## [Dataset items]
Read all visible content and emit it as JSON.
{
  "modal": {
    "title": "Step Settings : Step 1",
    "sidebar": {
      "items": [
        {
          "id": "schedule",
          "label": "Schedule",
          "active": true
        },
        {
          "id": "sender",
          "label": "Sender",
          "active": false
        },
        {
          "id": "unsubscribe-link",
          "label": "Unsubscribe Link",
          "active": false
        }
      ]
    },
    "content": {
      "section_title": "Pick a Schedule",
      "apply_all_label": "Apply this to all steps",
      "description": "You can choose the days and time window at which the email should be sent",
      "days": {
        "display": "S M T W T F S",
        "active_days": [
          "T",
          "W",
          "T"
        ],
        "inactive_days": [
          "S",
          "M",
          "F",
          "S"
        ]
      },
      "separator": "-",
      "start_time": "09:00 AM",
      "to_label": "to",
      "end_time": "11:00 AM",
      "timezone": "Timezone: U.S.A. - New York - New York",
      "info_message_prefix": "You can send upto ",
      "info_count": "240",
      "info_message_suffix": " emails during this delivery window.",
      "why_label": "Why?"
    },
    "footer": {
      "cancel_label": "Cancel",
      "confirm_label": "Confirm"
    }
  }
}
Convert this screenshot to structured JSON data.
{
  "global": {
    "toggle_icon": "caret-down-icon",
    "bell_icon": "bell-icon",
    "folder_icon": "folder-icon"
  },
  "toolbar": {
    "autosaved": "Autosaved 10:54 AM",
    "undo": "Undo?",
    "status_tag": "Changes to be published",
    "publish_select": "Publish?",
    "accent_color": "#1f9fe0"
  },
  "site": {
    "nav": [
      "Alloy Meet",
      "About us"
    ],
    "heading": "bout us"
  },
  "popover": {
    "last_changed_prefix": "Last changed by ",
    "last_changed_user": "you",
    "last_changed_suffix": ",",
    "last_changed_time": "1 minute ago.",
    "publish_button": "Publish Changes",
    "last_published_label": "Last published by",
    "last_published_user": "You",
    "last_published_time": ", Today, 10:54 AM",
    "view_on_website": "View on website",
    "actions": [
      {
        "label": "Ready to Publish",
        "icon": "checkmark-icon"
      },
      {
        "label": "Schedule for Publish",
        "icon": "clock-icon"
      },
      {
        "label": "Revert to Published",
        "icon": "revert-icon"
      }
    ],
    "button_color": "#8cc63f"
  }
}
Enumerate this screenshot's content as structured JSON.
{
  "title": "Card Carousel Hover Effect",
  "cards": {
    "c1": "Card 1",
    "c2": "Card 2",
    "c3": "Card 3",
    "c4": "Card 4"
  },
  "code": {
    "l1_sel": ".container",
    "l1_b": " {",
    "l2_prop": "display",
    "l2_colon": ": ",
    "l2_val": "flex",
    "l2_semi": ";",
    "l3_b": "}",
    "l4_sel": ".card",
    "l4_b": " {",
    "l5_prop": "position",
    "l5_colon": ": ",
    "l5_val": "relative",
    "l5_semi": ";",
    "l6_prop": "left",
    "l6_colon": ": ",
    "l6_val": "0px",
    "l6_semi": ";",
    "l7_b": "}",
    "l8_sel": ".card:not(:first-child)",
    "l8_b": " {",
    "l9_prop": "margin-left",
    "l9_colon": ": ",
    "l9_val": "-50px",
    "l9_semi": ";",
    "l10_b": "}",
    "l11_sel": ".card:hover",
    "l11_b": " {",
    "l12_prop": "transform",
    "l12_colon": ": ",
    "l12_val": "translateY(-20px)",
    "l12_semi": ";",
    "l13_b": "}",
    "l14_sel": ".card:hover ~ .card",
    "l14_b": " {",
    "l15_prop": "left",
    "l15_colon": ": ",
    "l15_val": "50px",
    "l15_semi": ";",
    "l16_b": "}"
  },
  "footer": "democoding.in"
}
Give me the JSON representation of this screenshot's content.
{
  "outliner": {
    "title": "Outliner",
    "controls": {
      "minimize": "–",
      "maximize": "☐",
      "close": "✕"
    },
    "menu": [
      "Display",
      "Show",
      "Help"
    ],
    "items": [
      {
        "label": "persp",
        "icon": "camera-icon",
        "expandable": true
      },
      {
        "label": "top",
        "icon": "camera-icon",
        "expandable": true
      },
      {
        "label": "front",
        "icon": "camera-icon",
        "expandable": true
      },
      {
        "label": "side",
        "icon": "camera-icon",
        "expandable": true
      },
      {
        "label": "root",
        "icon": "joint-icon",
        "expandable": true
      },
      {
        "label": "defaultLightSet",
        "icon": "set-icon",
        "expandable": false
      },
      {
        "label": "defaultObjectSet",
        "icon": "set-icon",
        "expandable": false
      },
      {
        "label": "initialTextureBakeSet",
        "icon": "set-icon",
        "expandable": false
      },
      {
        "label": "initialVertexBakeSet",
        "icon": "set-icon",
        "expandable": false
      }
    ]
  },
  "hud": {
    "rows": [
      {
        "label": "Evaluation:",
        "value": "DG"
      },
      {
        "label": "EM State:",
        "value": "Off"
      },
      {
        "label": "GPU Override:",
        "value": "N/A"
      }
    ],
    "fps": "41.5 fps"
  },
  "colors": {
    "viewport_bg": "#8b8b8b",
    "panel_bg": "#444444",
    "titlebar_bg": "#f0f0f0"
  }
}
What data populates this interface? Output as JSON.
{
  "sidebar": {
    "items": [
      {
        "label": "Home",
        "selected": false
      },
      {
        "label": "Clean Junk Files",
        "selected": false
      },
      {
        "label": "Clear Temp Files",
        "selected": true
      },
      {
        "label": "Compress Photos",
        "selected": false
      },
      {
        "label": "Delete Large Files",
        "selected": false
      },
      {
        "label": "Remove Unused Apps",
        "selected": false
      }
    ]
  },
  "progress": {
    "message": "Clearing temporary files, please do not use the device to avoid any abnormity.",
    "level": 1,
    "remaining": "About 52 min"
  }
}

## [DIRECTION]
Repeat the material above in full, quoting it exactly.

## [SOLVED EXERCISE]
Read all visible content and emit it as JSON.
{
  "modal": {
    "title": "Step Settings : Step 1",
    "sidebar": {
      "items": [
        {
          "id": "schedule",
          "label": "Schedule",
          "active": true
        },
        {
          "id": "sender",
          "label": "Sender",
          "active": false
        },
        {
          "id": "unsubscribe-link",
          "label": "Unsubscribe Link",
          "active": false
        }
      ]
    },
    "content": {
      "section_title": "Pick a Schedule",
      "apply_all_label": "Apply this to all steps",
      "description": "You can choose the days and time window at which the email should be sent",
      "days": {
        "display": "S M T W T F S",
        "active_days": [
          "T",
          "W",
          "T"
        ],
        "inactive_days": [
          "S",
          "M",
          "F",
          "S"
        ]
      },
      "separator": "-",
      "start_time": "09:00 AM",
      "to_label": "to",
      "end_time": "11:00 AM",
      "timezone": "Timezone: U.S.A. - New York - New York",
      "info_message_prefix": "You can send upto ",
      "info_count": "240",
      "info_message_suffix": " emails during this delivery window.",
      "why_label": "Why?"
    },
    "footer": {
      "cancel_label": "Cancel",
      "confirm_label": "Confirm"
    }
  }
}
Convert this screenshot to structured JSON data.
{
  "global": {
    "toggle_icon": "caret-down-icon",
    "bell_icon": "bell-icon",
    "folder_icon": "folder-icon"
  },
  "toolbar": {
    "autosaved": "Autosaved 10:54 AM",
    "undo": "Undo?",
    "status_tag": "Changes to be published",
    "publish_select": "Publish?",
    "accent_color": "#1f9fe0"
  },
  "site": {
    "nav": [
      "Alloy Meet",
      "About us"
    ],
    "heading": "bout us"
  },
  "popover": {
    "last_changed_prefix": "Last changed by ",
    "last_changed_user": "you",
    "last_changed_suffix": ",",
    "last_changed_time": "1 minute ago.",
    "publish_button": "Publish Changes",
    "last_published_label": "Last published by",
    "last_published_user": "You",
    "last_published_time": ", Today, 10:54 AM",
    "view_on_website": "View on website",
    "actions": [
      {
        "label": "Ready to Publish",
        "icon": "checkmark-icon"
      },
      {
        "label": "Schedule for Publish",
        "icon": "clock-icon"
      },
      {
        "label": "Revert to Published",
        "icon": "revert-icon"
      }
    ],
    "button_color": "#8cc63f"
  }
}
Enumerate this screenshot's content as structured JSON.
{
  "title": "Card Carousel Hover Effect",
  "cards": {
    "c1": "Card 1",
    "c2": "Card 2",
    "c3": "Card 3",
    "c4": "Card 4"
  },
  "code": {
    "l1_sel": ".container",
    "l1_b": " {",
    "l2_prop": "display",
    "l2_colon": ": ",
    "l2_val": "flex",
    "l2_semi": ";",
    "l3_b": "}",
    "l4_sel": ".card",
    "l4_b": " {",
    "l5_prop": "position",
    "l5_colon": ": ",
    "l5_val": "relative",
    "l5_semi": ";",
    "l6_prop": "left",
    "l6_colon": ": ",
    "l6_val": "0px",
    "l6_semi": ";",
    "l7_b": "}",
    "l8_sel": ".card:not(:first-child)",
    "l8_b": " {",
    "l9_prop": "margin-left",
    "l9_colon": ": ",
    "l9_val": "-50px",
    "l9_semi": ";",
    "l10_b": "}",
    "l11_sel": ".card:hover",
    "l11_b": " {",
    "l12_prop": "transform",
    "l12_colon": ": ",
    "l12_val": "translateY(-20px)",
    "l12_semi": ";",
    "l13_b": "}",
    "l14_sel": ".card:hover ~ .card",
    "l14_b": " {",
    "l15_prop": "left",
    "l15_colon": ": ",
    "l15_val": "50px",
    "l15_semi": ";",
    "l16_b": "}"
  },
  "footer": "democoding.in"
}
Give me the JSON representation of this screenshot's content.
{
  "outliner": {
    "title": "Outliner",
    "controls": {
      "minimize": "–",
      "maximize": "☐",
      "close": "✕"
    },
    "menu": [
      "Display",
      "Show",
      "Help"
    ],
    "items": [
      {
        "label": "persp",
        "icon": "camera-icon",
        "expandable": true
      },
      {
        "label": "top",
        "icon": "camera-icon",
        "expandable": true
      },
      {
        "label": "front",
        "icon": "camera-icon",
        "expandable": true
      },
      {
        "label": "side",
        "icon": "camera-icon",
        "expandable": true
      },
      {
        "label": "root",
        "icon": "joint-icon",
        "expandable": true
      },
      {
        "label": "defaultLightSet",
        "icon": "set-icon",
        "expandable": false
      },
      {
        "label": "defaultObjectSet",
        "icon": "set-icon",
        "expandable": false
      },
      {
        "label": "initialTextureBakeSet",
        "icon": "set-icon",
        "expandable": false
      },
      {
        "label": "initialVertexBakeSet",
        "icon": "set-icon",
        "expandable": false
      }
    ]
  },
  "hud": {
    "rows": [
      {
        "label": "Evaluation:",
        "value": "DG"
      },
      {
        "label": "EM State:",
        "value": "Off"
      },
      {
        "label": "GPU Override:",
        "value": "N/A"
      }
    ],
    "fps": "41.5 fps"
  },
  "colors": {
    "viewport_bg": "#8b8b8b",
    "panel_bg": "#444444",
    "titlebar_bg": "#f0f0f0"
  }
}
What data populates this interface? Output as JSON.
{
  "sidebar": {
    "items": [
      {
        "label": "Home",
        "selected": false
      },
      {
        "label": "Clean Junk Files",
        "selected": false
      },
      {
        "label": "Clear Temp Files",
        "selected": true
      },
      {
        "label": "Compress Photos",
        "selected": false
      },
      {
        "label": "Delete Large Files",
        "selected": false
      },
      {
        "label": "Remove Unused Apps",
        "selected": false
      }
    ]
  },
  "progress": {
    "message": "Clearing temporary files, please do not use the device to avoid any abnormity.",
    "level": 1,
    "remaining": "About 52 min"
  }
}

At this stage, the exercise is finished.